-- start --
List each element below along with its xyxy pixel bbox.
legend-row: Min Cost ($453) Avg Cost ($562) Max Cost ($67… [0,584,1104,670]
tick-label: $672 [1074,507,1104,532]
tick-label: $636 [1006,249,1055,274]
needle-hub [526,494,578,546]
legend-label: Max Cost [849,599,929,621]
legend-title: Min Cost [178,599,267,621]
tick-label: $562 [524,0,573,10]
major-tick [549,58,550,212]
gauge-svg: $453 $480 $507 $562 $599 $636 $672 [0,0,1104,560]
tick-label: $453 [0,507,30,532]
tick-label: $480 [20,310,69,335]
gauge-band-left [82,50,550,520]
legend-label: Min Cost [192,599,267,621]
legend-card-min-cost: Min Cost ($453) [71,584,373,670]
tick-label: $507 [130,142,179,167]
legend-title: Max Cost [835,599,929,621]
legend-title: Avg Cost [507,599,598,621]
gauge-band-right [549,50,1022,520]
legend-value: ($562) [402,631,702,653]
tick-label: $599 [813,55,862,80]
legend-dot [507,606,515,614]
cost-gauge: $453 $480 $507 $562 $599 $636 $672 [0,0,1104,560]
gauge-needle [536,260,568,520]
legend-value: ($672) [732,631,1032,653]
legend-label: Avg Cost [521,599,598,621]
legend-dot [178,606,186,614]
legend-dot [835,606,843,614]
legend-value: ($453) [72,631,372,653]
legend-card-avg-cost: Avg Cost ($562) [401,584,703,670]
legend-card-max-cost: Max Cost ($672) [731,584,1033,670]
-- end --
### INSTRUCTIONS TO FOLLOW
Return each line from the entries above that includes the string "card", copied in full.

### SOLVED EXERCISE
legend-card-min-cost: Min Cost ($453) [71,584,373,670]
legend-card-avg-cost: Avg Cost ($562) [401,584,703,670]
legend-card-max-cost: Max Cost ($672) [731,584,1033,670]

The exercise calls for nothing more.